» **TASK REQUIREMENTS**: Write every record out again exactly as given.
··· DATA SUPPLIED
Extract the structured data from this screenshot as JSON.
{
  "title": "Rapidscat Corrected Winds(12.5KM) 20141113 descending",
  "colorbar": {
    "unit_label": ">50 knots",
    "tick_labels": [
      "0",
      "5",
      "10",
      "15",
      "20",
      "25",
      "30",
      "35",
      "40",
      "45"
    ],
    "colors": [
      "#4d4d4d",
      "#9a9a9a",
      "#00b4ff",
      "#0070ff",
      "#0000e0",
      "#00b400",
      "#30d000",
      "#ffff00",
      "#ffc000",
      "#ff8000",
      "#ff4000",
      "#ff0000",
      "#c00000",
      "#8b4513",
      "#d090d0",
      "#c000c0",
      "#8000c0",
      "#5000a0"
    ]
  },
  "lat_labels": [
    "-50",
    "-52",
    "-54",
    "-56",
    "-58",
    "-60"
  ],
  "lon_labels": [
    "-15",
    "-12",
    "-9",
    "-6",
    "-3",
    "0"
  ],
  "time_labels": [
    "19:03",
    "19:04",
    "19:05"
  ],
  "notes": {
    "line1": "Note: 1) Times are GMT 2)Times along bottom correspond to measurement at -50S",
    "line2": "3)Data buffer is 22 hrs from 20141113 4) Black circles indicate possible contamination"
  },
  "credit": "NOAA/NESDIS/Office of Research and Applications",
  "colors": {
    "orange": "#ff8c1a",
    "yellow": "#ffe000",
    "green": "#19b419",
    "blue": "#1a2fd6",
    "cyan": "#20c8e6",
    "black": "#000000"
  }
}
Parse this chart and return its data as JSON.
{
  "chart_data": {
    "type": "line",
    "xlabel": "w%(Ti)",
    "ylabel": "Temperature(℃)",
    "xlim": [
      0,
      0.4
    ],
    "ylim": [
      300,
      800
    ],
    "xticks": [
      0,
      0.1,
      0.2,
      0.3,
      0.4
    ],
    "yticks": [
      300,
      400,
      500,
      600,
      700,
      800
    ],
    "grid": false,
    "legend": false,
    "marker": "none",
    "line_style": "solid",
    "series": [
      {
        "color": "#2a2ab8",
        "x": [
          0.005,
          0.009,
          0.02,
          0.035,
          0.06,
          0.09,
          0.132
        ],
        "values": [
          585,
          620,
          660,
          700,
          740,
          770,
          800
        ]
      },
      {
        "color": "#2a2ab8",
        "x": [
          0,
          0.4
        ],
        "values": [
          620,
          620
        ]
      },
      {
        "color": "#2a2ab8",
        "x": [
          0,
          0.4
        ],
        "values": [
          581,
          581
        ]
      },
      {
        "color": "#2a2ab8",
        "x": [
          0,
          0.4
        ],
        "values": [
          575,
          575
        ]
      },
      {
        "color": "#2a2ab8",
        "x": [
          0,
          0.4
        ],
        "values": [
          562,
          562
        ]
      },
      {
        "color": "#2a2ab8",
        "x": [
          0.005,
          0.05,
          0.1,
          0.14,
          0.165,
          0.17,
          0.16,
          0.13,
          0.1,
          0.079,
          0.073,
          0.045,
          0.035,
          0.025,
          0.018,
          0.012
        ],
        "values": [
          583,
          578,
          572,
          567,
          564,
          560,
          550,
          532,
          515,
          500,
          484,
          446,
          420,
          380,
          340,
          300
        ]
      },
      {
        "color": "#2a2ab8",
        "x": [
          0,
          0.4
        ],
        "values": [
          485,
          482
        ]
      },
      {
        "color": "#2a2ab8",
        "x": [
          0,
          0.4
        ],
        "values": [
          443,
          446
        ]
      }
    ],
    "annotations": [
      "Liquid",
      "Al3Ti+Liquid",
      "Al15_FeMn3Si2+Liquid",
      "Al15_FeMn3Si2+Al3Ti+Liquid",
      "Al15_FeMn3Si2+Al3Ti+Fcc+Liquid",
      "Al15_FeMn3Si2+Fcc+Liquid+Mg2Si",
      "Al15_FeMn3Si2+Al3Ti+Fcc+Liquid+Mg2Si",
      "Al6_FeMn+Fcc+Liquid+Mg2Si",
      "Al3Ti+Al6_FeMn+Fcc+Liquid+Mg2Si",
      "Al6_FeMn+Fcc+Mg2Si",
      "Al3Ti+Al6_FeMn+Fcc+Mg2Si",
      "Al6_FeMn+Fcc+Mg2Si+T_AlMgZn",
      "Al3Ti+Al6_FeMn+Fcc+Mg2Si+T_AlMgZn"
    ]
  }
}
······
» **OUTPUT FOR THIS TASK**:
Extract the structured data from this screenshot as JSON.
{
  "title": "Rapidscat Corrected Winds(12.5KM) 20141113 descending",
  "colorbar": {
    "unit_label": ">50 knots",
    "tick_labels": [
      "0",
      "5",
      "10",
      "15",
      "20",
      "25",
      "30",
      "35",
      "40",
      "45"
    ],
    "colors": [
      "#4d4d4d",
      "#9a9a9a",
      "#00b4ff",
      "#0070ff",
      "#0000e0",
      "#00b400",
      "#30d000",
      "#ffff00",
      "#ffc000",
      "#ff8000",
      "#ff4000",
      "#ff0000",
      "#c00000",
      "#8b4513",
      "#d090d0",
      "#c000c0",
      "#8000c0",
      "#5000a0"
    ]
  },
  "lat_labels": [
    "-50",
    "-52",
    "-54",
    "-56",
    "-58",
    "-60"
  ],
  "lon_labels": [
    "-15",
    "-12",
    "-9",
    "-6",
    "-3",
    "0"
  ],
  "time_labels": [
    "19:03",
    "19:04",
    "19:05"
  ],
  "notes": {
    "line1": "Note: 1) Times are GMT 2)Times along bottom correspond to measurement at -50S",
    "line2": "3)Data buffer is 22 hrs from 20141113 4) Black circles indicate possible contamination"
  },
  "credit": "NOAA/NESDIS/Office of Research and Applications",
  "colors": {
    "orange": "#ff8c1a",
    "yellow": "#ffe000",
    "green": "#19b419",
    "blue": "#1a2fd6",
    "cyan": "#20c8e6",
    "black": "#000000"
  }
}
Parse this chart and return its data as JSON.
{
  "chart_data": {
    "type": "line",
    "xlabel": "w%(Ti)",
    "ylabel": "Temperature(℃)",
    "xlim": [
      0,
      0.4
    ],
    "ylim": [
      300,
      800
    ],
    "xticks": [
      0,
      0.1,
      0.2,
      0.3,
      0.4
    ],
    "yticks": [
      300,
      400,
      500,
      600,
      700,
      800
    ],
    "grid": false,
    "legend": false,
    "marker": "none",
    "line_style": "solid",
    "series": [
      {
        "color": "#2a2ab8",
        "x": [
          0.005,
          0.009,
          0.02,
          0.035,
          0.06,
          0.09,
          0.132
        ],
        "values": [
          585,
          620,
          660,
          700,
          740,
          770,
          800
        ]
      },
      {
        "color": "#2a2ab8",
        "x": [
          0,
          0.4
        ],
        "values": [
          620,
          620
        ]
      },
      {
        "color": "#2a2ab8",
        "x": [
          0,
          0.4
        ],
        "values": [
          581,
          581
        ]
      },
      {
        "color": "#2a2ab8",
        "x": [
          0,
          0.4
        ],
        "values": [
          575,
          575
        ]
      },
      {
        "color": "#2a2ab8",
        "x": [
          0,
          0.4
        ],
        "values": [
          562,
          562
        ]
      },
      {
        "color": "#2a2ab8",
        "x": [
          0.005,
          0.05,
          0.1,
          0.14,
          0.165,
          0.17,
          0.16,
          0.13,
          0.1,
          0.079,
          0.073,
          0.045,
          0.035,
          0.025,
          0.018,
          0.012
        ],
        "values": [
          583,
          578,
          572,
          567,
          564,
          560,
          550,
          532,
          515,
          500,
          484,
          446,
          420,
          380,
          340,
          300
        ]
      },
      {
        "color": "#2a2ab8",
        "x": [
          0,
          0.4
        ],
        "values": [
          485,
          482
        ]
      },
      {
        "color": "#2a2ab8",
        "x": [
          0,
          0.4
        ],
        "values": [
          443,
          446
        ]
      }
    ],
    "annotations": [
      "Liquid",
      "Al3Ti+Liquid",
      "Al15_FeMn3Si2+Liquid",
      "Al15_FeMn3Si2+Al3Ti+Liquid",
      "Al15_FeMn3Si2+Al3Ti+Fcc+Liquid",
      "Al15_FeMn3Si2+Fcc+Liquid+Mg2Si",
      "Al15_FeMn3Si2+Al3Ti+Fcc+Liquid+Mg2Si",
      "Al6_FeMn+Fcc+Liquid+Mg2Si",
      "Al3Ti+Al6_FeMn+Fcc+Liquid+Mg2Si",
      "Al6_FeMn+Fcc+Mg2Si",
      "Al3Ti+Al6_FeMn+Fcc+Mg2Si",
      "Al6_FeMn+Fcc+Mg2Si+T_AlMgZn",
      "Al3Ti+Al6_FeMn+Fcc+Mg2Si+T_AlMgZn"
    ]
  }
}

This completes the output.